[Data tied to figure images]
• • • •

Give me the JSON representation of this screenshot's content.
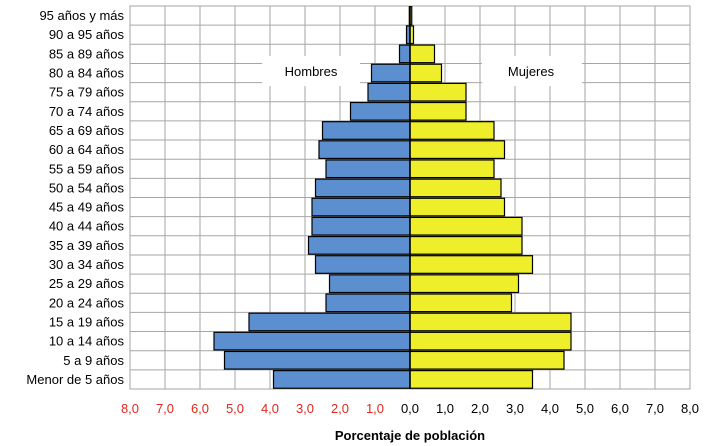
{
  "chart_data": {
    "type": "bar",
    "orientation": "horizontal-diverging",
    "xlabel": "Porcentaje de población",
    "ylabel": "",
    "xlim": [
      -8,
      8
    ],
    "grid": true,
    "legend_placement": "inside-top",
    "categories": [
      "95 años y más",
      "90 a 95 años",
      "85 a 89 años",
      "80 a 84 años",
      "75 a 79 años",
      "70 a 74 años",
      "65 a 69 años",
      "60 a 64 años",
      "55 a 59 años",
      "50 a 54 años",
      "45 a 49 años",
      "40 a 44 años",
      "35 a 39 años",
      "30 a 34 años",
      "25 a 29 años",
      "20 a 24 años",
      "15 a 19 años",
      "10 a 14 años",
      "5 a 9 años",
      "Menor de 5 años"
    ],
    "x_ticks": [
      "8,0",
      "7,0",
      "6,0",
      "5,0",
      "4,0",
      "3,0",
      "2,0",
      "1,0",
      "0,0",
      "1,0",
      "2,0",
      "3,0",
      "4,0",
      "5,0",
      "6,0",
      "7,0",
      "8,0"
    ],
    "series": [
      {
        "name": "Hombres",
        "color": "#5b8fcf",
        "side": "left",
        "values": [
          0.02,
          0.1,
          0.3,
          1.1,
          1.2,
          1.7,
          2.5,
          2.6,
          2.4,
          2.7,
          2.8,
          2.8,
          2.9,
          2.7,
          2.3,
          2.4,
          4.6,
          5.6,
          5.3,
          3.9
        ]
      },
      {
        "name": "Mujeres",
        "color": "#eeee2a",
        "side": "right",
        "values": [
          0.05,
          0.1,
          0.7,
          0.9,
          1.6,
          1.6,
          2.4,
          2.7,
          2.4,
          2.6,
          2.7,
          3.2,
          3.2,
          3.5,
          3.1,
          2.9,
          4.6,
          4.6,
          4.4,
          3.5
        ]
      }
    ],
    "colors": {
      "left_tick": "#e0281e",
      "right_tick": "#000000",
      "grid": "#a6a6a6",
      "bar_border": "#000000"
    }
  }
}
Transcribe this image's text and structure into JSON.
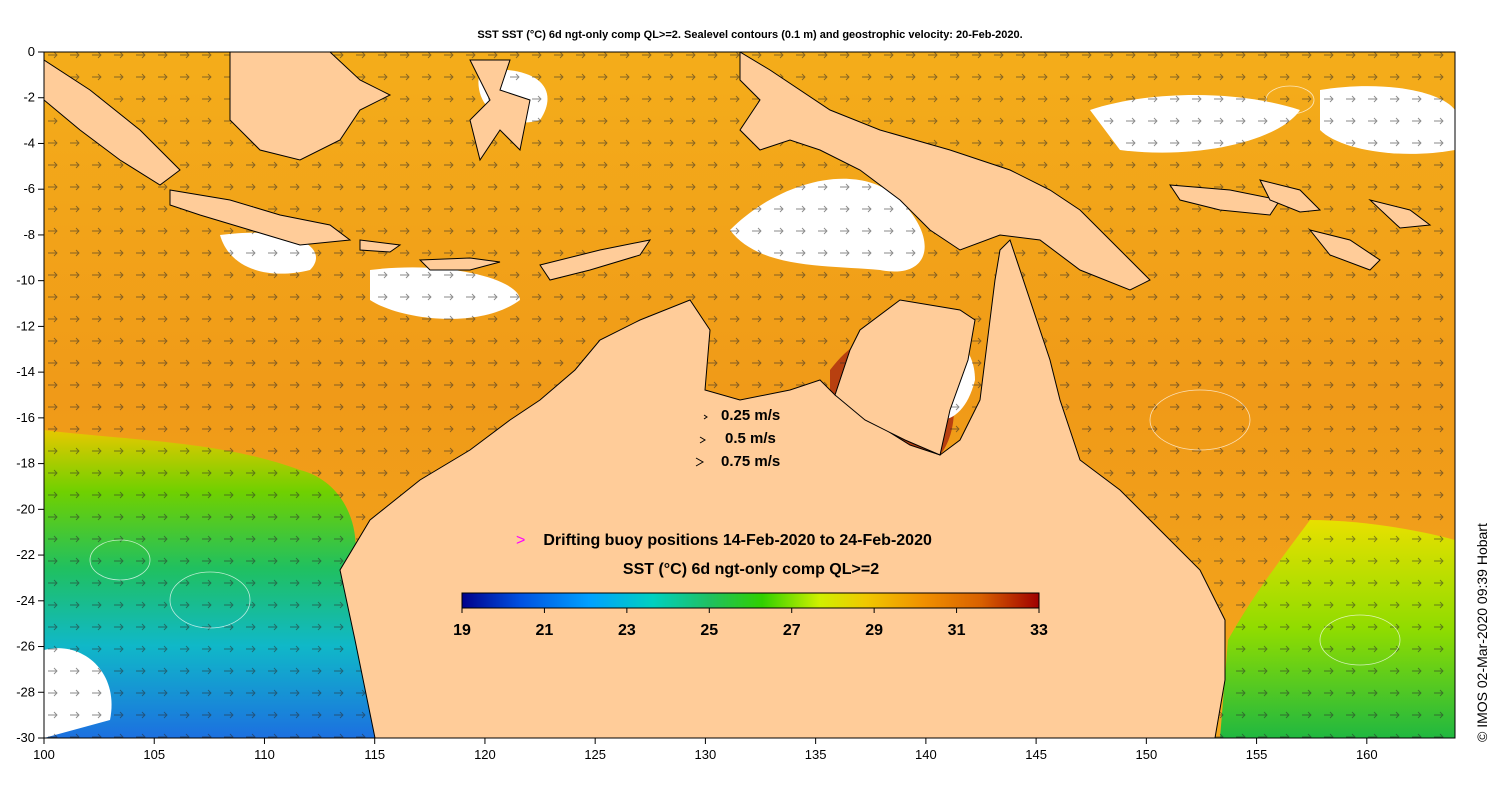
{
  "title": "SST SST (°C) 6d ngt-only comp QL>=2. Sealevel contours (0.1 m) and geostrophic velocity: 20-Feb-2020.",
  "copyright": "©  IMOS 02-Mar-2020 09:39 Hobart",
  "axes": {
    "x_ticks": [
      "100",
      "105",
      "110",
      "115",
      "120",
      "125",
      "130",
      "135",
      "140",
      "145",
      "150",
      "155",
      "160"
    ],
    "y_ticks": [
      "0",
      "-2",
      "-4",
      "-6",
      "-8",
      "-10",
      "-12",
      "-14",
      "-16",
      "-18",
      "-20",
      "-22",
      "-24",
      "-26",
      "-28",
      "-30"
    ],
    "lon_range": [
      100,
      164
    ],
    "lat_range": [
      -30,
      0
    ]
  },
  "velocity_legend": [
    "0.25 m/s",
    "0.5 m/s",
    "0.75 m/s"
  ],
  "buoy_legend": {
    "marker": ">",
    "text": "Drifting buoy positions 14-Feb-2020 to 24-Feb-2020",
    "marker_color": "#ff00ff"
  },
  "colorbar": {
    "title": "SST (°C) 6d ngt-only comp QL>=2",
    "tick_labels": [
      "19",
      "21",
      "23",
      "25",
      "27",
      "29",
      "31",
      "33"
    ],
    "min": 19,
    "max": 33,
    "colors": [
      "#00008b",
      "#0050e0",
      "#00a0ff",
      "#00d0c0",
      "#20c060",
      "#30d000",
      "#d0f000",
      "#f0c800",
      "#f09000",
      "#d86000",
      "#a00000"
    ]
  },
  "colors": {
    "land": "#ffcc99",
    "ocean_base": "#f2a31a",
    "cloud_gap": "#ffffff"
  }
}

• • • •

Find the lines above that contain the word "only" and collect them.

  "title": "SST SST (°C) 6d ngt-only comp QL>=2. Sealevel contours (0.1 m) and geostrophic velocity: 20-Feb-2020.",
    "title": "SST (°C) 6d ngt-only comp QL>=2",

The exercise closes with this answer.